# Start of Task material

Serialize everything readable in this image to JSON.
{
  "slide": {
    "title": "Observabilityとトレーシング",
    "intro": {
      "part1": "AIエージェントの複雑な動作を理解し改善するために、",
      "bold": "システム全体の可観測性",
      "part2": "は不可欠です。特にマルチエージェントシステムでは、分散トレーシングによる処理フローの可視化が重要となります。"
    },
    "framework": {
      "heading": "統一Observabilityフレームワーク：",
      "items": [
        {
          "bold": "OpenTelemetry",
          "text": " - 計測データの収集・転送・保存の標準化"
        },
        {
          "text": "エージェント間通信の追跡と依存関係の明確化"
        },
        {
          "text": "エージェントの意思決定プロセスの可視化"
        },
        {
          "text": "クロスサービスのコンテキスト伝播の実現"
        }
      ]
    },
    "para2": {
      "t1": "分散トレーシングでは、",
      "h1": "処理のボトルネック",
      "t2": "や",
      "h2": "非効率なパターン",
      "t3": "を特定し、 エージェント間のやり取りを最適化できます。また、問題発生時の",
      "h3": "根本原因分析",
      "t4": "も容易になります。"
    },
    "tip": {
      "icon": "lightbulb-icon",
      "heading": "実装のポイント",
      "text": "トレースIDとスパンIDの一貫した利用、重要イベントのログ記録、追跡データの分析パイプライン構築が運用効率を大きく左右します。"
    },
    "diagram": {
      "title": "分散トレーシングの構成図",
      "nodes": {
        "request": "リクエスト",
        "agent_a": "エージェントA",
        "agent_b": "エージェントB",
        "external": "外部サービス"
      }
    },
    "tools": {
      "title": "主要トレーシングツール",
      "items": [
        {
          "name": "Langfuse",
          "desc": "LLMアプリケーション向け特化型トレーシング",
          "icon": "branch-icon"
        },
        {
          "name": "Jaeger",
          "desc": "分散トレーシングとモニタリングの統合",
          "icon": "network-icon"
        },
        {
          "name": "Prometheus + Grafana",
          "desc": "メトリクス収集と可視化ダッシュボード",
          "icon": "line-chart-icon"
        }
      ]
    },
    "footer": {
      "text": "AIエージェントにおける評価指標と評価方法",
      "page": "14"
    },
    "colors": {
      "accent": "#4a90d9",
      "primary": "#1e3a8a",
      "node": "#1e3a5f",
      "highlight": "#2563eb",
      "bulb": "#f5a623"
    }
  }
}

# End of Task material

_Work instructions_:
Copy each entry exactly, with nothing added or dropped.

_Result of the exercise_:
Serialize everything readable in this image to JSON.
{
  "slide": {
    "title": "Observabilityとトレーシング",
    "intro": {
      "part1": "AIエージェントの複雑な動作を理解し改善するために、",
      "bold": "システム全体の可観測性",
      "part2": "は不可欠です。特にマルチエージェントシステムでは、分散トレーシングによる処理フローの可視化が重要となります。"
    },
    "framework": {
      "heading": "統一Observabilityフレームワーク：",
      "items": [
        {
          "bold": "OpenTelemetry",
          "text": " - 計測データの収集・転送・保存の標準化"
        },
        {
          "text": "エージェント間通信の追跡と依存関係の明確化"
        },
        {
          "text": "エージェントの意思決定プロセスの可視化"
        },
        {
          "text": "クロスサービスのコンテキスト伝播の実現"
        }
      ]
    },
    "para2": {
      "t1": "分散トレーシングでは、",
      "h1": "処理のボトルネック",
      "t2": "や",
      "h2": "非効率なパターン",
      "t3": "を特定し、 エージェント間のやり取りを最適化できます。また、問題発生時の",
      "h3": "根本原因分析",
      "t4": "も容易になります。"
    },
    "tip": {
      "icon": "lightbulb-icon",
      "heading": "実装のポイント",
      "text": "トレースIDとスパンIDの一貫した利用、重要イベントのログ記録、追跡データの分析パイプライン構築が運用効率を大きく左右します。"
    },
    "diagram": {
      "title": "分散トレーシングの構成図",
      "nodes": {
        "request": "リクエスト",
        "agent_a": "エージェントA",
        "agent_b": "エージェントB",
        "external": "外部サービス"
      }
    },
    "tools": {
      "title": "主要トレーシングツール",
      "items": [
        {
          "name": "Langfuse",
          "desc": "LLMアプリケーション向け特化型トレーシング",
          "icon": "branch-icon"
        },
        {
          "name": "Jaeger",
          "desc": "分散トレーシングとモニタリングの統合",
          "icon": "network-icon"
        },
        {
          "name": "Prometheus + Grafana",
          "desc": "メトリクス収集と可視化ダッシュボード",
          "icon": "line-chart-icon"
        }
      ]
    },
    "footer": {
      "text": "AIエージェントにおける評価指標と評価方法",
      "page": "14"
    },
    "colors": {
      "accent": "#4a90d9",
      "primary": "#1e3a8a",
      "node": "#1e3a5f",
      "highlight": "#2563eb",
      "bulb": "#f5a623"
    }
  }
}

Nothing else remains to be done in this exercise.